| Requirement |
Of all the lines in the material, how many include the word "comes"? Give only the number.

| Data rows |
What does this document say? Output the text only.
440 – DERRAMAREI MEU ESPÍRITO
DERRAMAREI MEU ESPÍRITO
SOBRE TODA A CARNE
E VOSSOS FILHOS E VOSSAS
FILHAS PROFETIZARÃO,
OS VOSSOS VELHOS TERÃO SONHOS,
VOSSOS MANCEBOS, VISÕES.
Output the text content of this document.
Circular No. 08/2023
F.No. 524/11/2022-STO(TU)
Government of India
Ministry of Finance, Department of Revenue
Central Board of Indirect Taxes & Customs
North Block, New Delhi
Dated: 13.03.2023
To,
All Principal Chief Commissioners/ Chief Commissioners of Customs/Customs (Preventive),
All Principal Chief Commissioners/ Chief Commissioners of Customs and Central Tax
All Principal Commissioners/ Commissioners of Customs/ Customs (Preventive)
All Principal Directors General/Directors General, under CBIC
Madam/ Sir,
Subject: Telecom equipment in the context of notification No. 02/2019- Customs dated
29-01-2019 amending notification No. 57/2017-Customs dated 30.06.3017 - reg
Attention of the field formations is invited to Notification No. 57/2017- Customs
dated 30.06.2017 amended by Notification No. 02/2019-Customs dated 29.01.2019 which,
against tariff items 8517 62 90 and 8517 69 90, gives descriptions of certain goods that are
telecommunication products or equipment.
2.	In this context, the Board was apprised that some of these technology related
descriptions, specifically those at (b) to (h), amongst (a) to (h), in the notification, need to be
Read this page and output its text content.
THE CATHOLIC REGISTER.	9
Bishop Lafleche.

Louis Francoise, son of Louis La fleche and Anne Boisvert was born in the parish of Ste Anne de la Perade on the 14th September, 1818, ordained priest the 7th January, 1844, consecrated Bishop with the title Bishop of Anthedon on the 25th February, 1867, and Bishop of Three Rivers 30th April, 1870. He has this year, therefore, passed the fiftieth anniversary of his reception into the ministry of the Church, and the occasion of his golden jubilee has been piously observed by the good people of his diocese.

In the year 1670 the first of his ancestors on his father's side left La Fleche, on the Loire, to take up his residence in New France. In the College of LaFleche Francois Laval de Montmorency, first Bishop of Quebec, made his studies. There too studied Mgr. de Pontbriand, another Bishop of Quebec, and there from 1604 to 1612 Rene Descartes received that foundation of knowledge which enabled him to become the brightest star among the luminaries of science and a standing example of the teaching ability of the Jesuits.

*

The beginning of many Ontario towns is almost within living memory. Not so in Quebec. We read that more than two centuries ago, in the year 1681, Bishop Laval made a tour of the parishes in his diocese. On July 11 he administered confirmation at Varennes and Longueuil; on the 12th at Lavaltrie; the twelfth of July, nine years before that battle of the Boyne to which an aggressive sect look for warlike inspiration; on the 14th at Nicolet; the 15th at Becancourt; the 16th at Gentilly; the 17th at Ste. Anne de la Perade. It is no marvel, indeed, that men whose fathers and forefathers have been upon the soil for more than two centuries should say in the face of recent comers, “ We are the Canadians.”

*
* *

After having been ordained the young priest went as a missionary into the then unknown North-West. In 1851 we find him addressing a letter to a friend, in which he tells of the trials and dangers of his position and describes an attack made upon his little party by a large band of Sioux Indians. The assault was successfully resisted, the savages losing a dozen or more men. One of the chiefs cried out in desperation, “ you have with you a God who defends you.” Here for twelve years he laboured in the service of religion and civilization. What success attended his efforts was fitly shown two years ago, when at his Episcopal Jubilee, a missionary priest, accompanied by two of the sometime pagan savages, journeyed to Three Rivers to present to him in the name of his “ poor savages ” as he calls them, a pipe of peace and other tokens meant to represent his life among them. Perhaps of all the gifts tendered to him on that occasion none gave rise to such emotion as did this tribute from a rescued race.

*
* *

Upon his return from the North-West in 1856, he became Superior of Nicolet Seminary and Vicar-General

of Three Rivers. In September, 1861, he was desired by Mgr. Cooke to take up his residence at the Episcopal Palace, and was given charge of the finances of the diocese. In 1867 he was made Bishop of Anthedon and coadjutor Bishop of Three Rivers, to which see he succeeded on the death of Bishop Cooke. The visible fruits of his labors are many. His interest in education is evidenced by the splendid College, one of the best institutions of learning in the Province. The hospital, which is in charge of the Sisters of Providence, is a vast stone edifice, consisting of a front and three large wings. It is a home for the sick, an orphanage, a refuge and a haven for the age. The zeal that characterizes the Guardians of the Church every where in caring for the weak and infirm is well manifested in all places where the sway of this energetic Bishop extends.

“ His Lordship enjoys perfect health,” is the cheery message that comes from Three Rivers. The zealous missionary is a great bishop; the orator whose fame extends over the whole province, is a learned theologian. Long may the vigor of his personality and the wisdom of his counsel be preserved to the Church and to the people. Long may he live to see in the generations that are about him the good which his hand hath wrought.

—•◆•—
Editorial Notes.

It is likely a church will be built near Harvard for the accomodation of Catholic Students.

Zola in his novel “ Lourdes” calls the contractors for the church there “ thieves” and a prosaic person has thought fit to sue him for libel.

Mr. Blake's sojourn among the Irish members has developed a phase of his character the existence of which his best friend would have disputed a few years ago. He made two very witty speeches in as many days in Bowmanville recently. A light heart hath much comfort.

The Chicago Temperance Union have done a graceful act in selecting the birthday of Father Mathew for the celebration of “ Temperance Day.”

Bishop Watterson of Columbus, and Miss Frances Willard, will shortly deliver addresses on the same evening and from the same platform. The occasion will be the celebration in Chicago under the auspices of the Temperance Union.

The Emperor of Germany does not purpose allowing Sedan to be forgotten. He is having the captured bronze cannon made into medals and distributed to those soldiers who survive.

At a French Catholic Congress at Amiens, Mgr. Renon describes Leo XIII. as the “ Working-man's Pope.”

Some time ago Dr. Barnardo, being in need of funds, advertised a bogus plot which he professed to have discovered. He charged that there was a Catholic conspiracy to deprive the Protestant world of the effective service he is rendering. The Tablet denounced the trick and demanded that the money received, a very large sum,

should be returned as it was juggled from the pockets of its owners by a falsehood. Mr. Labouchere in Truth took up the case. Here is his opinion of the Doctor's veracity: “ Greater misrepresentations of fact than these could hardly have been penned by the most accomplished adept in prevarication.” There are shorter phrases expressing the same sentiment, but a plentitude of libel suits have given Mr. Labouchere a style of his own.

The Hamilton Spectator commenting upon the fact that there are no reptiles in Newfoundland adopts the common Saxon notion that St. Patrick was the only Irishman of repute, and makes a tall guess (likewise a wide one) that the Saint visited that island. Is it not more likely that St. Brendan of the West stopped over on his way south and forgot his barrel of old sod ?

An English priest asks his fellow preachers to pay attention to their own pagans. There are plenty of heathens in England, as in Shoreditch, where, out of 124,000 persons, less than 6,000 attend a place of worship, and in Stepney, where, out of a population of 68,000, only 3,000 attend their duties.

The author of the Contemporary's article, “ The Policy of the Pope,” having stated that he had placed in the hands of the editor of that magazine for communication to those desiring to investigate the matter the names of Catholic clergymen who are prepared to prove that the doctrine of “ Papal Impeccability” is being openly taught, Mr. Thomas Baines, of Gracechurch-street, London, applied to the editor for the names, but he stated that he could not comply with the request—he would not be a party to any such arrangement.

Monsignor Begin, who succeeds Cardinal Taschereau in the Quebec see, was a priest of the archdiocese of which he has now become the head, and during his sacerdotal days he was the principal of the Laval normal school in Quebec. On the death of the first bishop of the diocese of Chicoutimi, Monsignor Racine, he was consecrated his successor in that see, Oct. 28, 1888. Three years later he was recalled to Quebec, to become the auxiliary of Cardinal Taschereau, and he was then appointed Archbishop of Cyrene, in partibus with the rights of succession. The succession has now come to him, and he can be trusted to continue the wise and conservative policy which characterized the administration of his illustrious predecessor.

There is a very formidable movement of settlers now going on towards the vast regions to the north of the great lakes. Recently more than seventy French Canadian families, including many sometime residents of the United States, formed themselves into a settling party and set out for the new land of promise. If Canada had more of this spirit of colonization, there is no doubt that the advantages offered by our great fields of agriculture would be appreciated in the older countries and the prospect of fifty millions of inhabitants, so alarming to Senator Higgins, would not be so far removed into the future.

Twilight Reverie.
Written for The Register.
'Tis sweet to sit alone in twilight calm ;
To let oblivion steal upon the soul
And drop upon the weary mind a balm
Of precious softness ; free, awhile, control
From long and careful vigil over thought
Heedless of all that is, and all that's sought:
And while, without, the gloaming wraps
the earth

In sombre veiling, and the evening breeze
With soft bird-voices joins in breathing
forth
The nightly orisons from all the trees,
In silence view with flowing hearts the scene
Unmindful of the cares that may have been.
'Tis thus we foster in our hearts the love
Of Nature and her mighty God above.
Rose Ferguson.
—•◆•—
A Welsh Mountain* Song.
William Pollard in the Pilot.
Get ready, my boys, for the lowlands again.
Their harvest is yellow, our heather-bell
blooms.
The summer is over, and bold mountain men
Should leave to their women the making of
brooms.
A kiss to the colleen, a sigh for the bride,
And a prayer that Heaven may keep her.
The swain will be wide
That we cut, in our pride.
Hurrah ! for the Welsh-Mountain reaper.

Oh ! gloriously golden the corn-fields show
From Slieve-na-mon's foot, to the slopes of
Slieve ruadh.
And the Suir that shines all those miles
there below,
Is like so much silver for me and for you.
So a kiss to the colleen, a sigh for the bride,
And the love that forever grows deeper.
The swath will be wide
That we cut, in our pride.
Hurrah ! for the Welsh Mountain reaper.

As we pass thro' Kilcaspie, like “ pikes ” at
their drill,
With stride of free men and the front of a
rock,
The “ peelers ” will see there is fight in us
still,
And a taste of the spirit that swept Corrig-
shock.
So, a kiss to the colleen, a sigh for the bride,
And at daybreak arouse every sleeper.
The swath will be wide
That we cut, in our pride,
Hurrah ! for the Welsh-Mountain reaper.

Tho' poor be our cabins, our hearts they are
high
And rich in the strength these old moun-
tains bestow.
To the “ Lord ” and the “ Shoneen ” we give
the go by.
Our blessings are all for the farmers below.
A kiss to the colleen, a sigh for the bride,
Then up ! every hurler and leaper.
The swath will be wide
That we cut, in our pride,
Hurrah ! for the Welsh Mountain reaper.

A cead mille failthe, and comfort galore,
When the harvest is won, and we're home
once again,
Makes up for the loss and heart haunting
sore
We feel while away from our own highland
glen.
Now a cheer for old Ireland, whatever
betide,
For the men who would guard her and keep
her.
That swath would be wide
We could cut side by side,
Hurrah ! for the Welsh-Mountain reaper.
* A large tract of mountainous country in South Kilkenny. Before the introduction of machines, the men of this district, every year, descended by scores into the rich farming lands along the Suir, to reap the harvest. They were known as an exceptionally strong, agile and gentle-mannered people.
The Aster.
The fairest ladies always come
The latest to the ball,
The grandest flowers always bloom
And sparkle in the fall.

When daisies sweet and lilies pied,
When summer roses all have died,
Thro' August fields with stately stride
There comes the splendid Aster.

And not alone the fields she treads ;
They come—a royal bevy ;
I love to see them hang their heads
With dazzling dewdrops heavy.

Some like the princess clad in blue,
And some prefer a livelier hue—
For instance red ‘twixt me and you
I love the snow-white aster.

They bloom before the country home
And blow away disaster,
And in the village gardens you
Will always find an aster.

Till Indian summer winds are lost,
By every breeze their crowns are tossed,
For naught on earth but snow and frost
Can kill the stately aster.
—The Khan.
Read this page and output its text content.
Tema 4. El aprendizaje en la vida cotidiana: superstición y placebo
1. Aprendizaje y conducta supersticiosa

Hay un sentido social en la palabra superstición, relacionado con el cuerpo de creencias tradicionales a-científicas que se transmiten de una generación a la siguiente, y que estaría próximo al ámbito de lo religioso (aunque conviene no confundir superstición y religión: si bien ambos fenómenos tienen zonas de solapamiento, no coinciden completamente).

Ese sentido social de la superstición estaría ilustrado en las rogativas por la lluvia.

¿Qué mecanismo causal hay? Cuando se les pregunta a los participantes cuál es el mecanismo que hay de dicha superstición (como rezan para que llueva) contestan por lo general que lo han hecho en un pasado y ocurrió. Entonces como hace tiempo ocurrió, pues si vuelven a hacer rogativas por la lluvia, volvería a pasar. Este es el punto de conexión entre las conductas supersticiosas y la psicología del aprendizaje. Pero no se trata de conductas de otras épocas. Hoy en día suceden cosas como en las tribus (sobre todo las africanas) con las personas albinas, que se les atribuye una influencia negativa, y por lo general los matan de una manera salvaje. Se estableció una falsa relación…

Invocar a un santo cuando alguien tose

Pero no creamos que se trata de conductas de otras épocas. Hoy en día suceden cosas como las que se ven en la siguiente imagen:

| Full solution |
2